[Start of Listing]
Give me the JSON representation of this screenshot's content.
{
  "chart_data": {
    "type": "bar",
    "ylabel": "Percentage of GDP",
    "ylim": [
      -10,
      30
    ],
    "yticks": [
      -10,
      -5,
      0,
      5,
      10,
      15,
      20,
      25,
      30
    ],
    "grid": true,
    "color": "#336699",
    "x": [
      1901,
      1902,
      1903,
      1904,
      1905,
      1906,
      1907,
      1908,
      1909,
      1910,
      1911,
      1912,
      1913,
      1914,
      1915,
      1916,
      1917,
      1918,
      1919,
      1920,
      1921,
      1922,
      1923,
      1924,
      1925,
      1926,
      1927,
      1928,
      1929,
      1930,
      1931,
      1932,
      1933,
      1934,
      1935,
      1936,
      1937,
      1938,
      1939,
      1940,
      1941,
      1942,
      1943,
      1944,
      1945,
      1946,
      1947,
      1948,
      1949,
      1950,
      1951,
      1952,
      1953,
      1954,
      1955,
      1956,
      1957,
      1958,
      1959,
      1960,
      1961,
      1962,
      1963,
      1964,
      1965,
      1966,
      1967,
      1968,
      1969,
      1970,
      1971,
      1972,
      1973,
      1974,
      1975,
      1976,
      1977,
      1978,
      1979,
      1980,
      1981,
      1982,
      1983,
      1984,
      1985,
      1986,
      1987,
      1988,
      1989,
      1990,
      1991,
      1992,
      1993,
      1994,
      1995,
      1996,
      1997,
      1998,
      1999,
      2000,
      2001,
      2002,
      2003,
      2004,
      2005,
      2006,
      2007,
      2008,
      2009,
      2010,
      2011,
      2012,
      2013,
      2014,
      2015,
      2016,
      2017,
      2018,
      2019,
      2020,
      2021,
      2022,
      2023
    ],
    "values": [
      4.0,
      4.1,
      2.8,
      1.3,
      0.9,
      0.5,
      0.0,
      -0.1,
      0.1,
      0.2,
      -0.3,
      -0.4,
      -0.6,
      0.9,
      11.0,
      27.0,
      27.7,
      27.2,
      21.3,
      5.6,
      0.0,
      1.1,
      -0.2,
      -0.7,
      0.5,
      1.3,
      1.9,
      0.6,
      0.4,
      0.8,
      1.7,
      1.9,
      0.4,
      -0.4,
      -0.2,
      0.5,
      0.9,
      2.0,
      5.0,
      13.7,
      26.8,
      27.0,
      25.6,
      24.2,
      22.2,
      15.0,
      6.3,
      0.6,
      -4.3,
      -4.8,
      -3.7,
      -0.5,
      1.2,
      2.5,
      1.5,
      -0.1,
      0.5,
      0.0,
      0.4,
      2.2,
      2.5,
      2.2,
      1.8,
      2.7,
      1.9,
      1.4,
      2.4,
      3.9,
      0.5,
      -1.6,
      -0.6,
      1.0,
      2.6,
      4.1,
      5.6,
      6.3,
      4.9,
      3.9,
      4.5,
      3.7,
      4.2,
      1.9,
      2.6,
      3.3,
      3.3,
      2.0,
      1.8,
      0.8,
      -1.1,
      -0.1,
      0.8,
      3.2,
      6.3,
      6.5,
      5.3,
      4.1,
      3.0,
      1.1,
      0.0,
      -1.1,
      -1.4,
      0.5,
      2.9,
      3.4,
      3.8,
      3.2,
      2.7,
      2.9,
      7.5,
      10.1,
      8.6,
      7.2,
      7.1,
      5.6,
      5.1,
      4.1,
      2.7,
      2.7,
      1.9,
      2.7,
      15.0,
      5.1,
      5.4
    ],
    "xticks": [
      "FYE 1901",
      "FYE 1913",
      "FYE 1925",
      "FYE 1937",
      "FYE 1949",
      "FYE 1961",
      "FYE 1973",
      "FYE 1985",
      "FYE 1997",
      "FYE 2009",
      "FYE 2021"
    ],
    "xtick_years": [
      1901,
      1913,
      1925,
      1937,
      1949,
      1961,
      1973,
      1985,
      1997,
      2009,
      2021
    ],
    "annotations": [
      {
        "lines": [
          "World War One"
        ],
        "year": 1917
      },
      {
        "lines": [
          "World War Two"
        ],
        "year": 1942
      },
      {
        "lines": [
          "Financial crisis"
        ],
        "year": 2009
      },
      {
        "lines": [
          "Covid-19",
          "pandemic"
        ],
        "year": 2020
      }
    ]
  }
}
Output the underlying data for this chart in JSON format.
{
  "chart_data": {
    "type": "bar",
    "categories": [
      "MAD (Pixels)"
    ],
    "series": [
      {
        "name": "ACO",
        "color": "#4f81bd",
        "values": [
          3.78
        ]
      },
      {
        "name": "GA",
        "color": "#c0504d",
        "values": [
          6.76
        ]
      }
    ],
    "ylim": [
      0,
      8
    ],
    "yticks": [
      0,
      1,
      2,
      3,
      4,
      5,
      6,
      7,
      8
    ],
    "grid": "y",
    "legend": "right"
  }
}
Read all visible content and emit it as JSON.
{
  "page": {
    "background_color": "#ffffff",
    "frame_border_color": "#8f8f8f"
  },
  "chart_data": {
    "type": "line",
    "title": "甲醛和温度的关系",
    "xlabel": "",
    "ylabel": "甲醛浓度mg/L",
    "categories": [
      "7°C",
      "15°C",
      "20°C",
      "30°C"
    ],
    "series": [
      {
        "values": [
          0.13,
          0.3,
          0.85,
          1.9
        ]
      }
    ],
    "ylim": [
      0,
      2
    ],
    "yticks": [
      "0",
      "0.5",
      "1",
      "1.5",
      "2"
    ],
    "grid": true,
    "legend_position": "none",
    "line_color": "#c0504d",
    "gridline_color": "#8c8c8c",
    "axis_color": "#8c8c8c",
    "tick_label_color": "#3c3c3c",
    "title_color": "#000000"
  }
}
[End of Listing]
Stated exercise: All of the data must be returned exactly.

Worked solution:
Give me the JSON representation of this screenshot's content.
{
  "chart_data": {
    "type": "bar",
    "ylabel": "Percentage of GDP",
    "ylim": [
      -10,
      30
    ],
    "yticks": [
      -10,
      -5,
      0,
      5,
      10,
      15,
      20,
      25,
      30
    ],
    "grid": true,
    "color": "#336699",
    "x": [
      1901,
      1902,
      1903,
      1904,
      1905,
      1906,
      1907,
      1908,
      1909,
      1910,
      1911,
      1912,
      1913,
      1914,
      1915,
      1916,
      1917,
      1918,
      1919,
      1920,
      1921,
      1922,
      1923,
      1924,
      1925,
      1926,
      1927,
      1928,
      1929,
      1930,
      1931,
      1932,
      1933,
      1934,
      1935,
      1936,
      1937,
      1938,
      1939,
      1940,
      1941,
      1942,
      1943,
      1944,
      1945,
      1946,
      1947,
      1948,
      1949,
      1950,
      1951,
      1952,
      1953,
      1954,
      1955,
      1956,
      1957,
      1958,
      1959,
      1960,
      1961,
      1962,
      1963,
      1964,
      1965,
      1966,
      1967,
      1968,
      1969,
      1970,
      1971,
      1972,
      1973,
      1974,
      1975,
      1976,
      1977,
      1978,
      1979,
      1980,
      1981,
      1982,
      1983,
      1984,
      1985,
      1986,
      1987,
      1988,
      1989,
      1990,
      1991,
      1992,
      1993,
      1994,
      1995,
      1996,
      1997,
      1998,
      1999,
      2000,
      2001,
      2002,
      2003,
      2004,
      2005,
      2006,
      2007,
      2008,
      2009,
      2010,
      2011,
      2012,
      2013,
      2014,
      2015,
      2016,
      2017,
      2018,
      2019,
      2020,
      2021,
      2022,
      2023
    ],
    "values": [
      4.0,
      4.1,
      2.8,
      1.3,
      0.9,
      0.5,
      0.0,
      -0.1,
      0.1,
      0.2,
      -0.3,
      -0.4,
      -0.6,
      0.9,
      11.0,
      27.0,
      27.7,
      27.2,
      21.3,
      5.6,
      0.0,
      1.1,
      -0.2,
      -0.7,
      0.5,
      1.3,
      1.9,
      0.6,
      0.4,
      0.8,
      1.7,
      1.9,
      0.4,
      -0.4,
      -0.2,
      0.5,
      0.9,
      2.0,
      5.0,
      13.7,
      26.8,
      27.0,
      25.6,
      24.2,
      22.2,
      15.0,
      6.3,
      0.6,
      -4.3,
      -4.8,
      -3.7,
      -0.5,
      1.2,
      2.5,
      1.5,
      -0.1,
      0.5,
      0.0,
      0.4,
      2.2,
      2.5,
      2.2,
      1.8,
      2.7,
      1.9,
      1.4,
      2.4,
      3.9,
      0.5,
      -1.6,
      -0.6,
      1.0,
      2.6,
      4.1,
      5.6,
      6.3,
      4.9,
      3.9,
      4.5,
      3.7,
      4.2,
      1.9,
      2.6,
      3.3,
      3.3,
      2.0,
      1.8,
      0.8,
      -1.1,
      -0.1,
      0.8,
      3.2,
      6.3,
      6.5,
      5.3,
      4.1,
      3.0,
      1.1,
      0.0,
      -1.1,
      -1.4,
      0.5,
      2.9,
      3.4,
      3.8,
      3.2,
      2.7,
      2.9,
      7.5,
      10.1,
      8.6,
      7.2,
      7.1,
      5.6,
      5.1,
      4.1,
      2.7,
      2.7,
      1.9,
      2.7,
      15.0,
      5.1,
      5.4
    ],
    "xticks": [
      "FYE 1901",
      "FYE 1913",
      "FYE 1925",
      "FYE 1937",
      "FYE 1949",
      "FYE 1961",
      "FYE 1973",
      "FYE 1985",
      "FYE 1997",
      "FYE 2009",
      "FYE 2021"
    ],
    "xtick_years": [
      1901,
      1913,
      1925,
      1937,
      1949,
      1961,
      1973,
      1985,
      1997,
      2009,
      2021
    ],
    "annotations": [
      {
        "lines": [
          "World War One"
        ],
        "year": 1917
      },
      {
        "lines": [
          "World War Two"
        ],
        "year": 1942
      },
      {
        "lines": [
          "Financial crisis"
        ],
        "year": 2009
      },
      {
        "lines": [
          "Covid-19",
          "pandemic"
        ],
        "year": 2020
      }
    ]
  }
}
Output the underlying data for this chart in JSON format.
{
  "chart_data": {
    "type": "bar",
    "categories": [
      "MAD (Pixels)"
    ],
    "series": [
      {
        "name": "ACO",
        "color": "#4f81bd",
        "values": [
          3.78
        ]
      },
      {
        "name": "GA",
        "color": "#c0504d",
        "values": [
          6.76
        ]
      }
    ],
    "ylim": [
      0,
      8
    ],
    "yticks": [
      0,
      1,
      2,
      3,
      4,
      5,
      6,
      7,
      8
    ],
    "grid": "y",
    "legend": "right"
  }
}
Read all visible content and emit it as JSON.
{
  "page": {
    "background_color": "#ffffff",
    "frame_border_color": "#8f8f8f"
  },
  "chart_data": {
    "type": "line",
    "title": "甲醛和温度的关系",
    "xlabel": "",
    "ylabel": "甲醛浓度mg/L",
    "categories": [
      "7°C",
      "15°C",
      "20°C",
      "30°C"
    ],
    "series": [
      {
        "values": [
          0.13,
          0.3,
          0.85,
          1.9
        ]
      }
    ],
    "ylim": [
      0,
      2
    ],
    "yticks": [
      "0",
      "0.5",
      "1",
      "1.5",
      "2"
    ],
    "grid": true,
    "legend_position": "none",
    "line_color": "#c0504d",
    "gridline_color": "#8c8c8c",
    "axis_color": "#8c8c8c",
    "tick_label_color": "#3c3c3c",
    "title_color": "#000000"
  }
}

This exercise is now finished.